#### [Objective]
Find each line with the string "GERMLINE" and copy it.
▼▼▼
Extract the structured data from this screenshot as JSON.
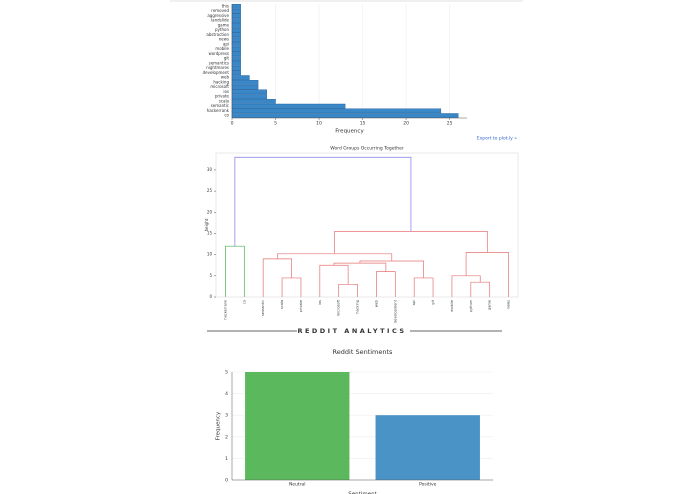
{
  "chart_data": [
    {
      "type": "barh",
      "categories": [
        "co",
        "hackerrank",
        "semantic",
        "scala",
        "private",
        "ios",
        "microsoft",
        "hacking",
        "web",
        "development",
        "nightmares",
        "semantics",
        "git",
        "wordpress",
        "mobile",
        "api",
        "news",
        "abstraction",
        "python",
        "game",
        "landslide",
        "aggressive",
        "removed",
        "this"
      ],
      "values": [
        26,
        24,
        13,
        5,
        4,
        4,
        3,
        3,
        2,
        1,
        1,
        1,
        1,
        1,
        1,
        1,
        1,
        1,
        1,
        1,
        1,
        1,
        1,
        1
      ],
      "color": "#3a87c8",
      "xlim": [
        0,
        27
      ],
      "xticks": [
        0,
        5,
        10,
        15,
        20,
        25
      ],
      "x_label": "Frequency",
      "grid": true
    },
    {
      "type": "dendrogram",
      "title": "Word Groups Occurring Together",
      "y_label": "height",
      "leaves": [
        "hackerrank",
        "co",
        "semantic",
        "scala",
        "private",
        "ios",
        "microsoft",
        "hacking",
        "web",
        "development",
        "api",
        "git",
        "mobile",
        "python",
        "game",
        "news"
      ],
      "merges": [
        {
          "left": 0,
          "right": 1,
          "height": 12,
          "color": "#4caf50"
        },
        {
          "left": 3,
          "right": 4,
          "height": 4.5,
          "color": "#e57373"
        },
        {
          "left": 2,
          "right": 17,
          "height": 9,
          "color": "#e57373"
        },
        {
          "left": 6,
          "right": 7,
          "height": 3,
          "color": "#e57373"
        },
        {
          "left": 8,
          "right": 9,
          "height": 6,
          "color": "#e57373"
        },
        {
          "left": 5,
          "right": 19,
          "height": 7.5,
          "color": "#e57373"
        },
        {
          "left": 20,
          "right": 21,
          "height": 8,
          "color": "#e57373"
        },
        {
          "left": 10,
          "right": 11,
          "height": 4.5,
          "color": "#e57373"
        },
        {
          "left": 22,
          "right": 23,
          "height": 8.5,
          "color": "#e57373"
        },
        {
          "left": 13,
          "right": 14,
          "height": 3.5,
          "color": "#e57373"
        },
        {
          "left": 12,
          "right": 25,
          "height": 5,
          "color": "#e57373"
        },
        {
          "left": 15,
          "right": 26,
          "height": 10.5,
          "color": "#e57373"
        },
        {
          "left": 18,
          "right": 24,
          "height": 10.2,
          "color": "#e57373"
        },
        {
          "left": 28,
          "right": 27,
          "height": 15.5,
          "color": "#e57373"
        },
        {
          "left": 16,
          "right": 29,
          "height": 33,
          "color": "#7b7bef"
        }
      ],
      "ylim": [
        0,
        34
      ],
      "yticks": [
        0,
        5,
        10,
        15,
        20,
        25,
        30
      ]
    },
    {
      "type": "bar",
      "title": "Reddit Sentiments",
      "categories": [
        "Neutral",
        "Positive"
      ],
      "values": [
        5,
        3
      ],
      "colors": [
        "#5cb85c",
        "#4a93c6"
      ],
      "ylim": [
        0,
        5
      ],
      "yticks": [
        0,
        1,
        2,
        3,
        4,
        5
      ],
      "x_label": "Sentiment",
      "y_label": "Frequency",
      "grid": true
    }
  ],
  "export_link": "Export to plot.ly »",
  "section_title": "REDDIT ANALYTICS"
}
▲▲▲
▼▼▼
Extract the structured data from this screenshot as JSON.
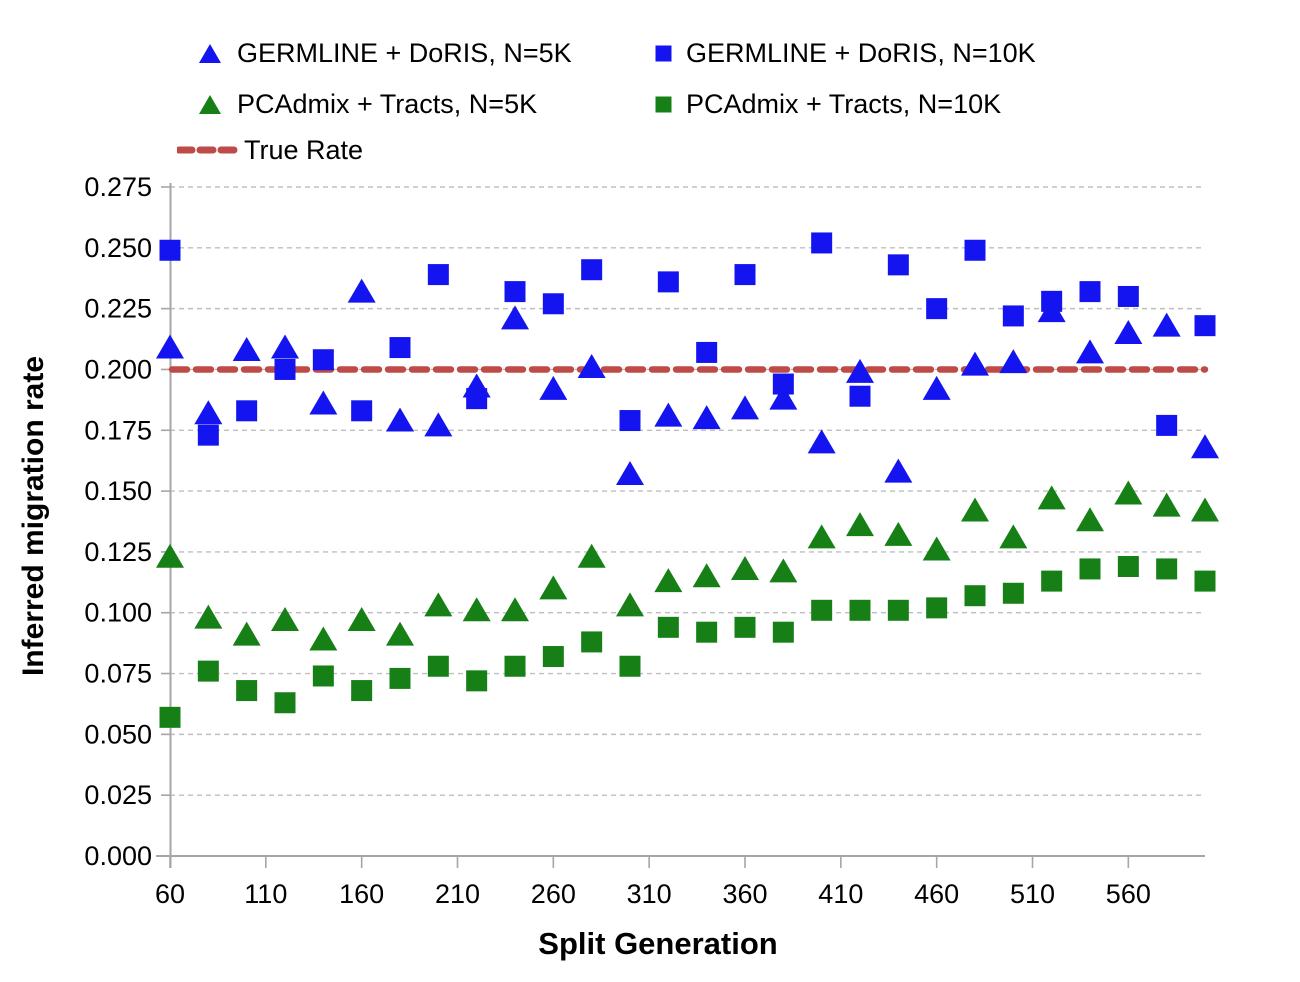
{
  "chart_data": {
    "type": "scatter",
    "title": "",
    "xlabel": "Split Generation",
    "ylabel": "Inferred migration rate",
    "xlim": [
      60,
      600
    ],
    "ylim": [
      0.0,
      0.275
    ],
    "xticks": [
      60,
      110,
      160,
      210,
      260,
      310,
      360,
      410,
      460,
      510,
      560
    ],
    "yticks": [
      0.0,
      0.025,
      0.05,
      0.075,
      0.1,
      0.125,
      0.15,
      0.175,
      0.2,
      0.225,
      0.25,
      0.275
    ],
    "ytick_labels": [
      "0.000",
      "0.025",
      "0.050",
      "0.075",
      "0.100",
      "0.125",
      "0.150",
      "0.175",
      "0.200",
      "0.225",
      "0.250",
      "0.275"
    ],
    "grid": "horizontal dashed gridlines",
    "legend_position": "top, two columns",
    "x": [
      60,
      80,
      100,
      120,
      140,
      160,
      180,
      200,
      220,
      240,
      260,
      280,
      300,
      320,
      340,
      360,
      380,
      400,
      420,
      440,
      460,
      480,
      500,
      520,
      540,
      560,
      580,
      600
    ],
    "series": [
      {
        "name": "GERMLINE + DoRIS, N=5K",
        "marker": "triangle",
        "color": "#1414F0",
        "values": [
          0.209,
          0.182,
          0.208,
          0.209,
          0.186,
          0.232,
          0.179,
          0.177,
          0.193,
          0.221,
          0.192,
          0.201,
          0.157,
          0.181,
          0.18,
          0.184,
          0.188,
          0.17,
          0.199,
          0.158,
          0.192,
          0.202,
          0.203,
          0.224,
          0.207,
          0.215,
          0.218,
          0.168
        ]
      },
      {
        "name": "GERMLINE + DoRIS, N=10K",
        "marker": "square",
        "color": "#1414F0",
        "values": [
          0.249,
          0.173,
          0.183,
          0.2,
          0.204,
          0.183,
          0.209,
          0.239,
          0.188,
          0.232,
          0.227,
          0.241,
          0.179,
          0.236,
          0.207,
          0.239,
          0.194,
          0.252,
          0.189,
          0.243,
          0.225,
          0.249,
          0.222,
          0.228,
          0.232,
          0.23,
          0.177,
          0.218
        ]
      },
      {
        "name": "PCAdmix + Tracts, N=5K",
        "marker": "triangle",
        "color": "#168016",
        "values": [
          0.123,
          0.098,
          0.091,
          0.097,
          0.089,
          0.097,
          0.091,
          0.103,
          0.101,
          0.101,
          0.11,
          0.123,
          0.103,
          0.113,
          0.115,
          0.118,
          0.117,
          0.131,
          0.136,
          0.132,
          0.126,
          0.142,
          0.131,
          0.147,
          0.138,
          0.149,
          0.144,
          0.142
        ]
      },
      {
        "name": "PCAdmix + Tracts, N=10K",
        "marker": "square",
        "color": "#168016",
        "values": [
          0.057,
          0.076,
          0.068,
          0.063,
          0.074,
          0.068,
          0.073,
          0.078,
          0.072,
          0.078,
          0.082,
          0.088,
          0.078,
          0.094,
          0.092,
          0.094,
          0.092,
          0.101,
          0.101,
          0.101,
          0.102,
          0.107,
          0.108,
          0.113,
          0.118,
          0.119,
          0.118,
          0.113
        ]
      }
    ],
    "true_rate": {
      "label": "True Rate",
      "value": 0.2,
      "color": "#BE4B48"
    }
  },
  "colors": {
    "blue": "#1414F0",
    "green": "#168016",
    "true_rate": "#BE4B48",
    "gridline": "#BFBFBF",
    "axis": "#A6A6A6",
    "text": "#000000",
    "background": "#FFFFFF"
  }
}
▲▲▲
#### [Response to this task]
        "name": "GERMLINE + DoRIS, N=5K",
        "name": "GERMLINE + DoRIS, N=10K",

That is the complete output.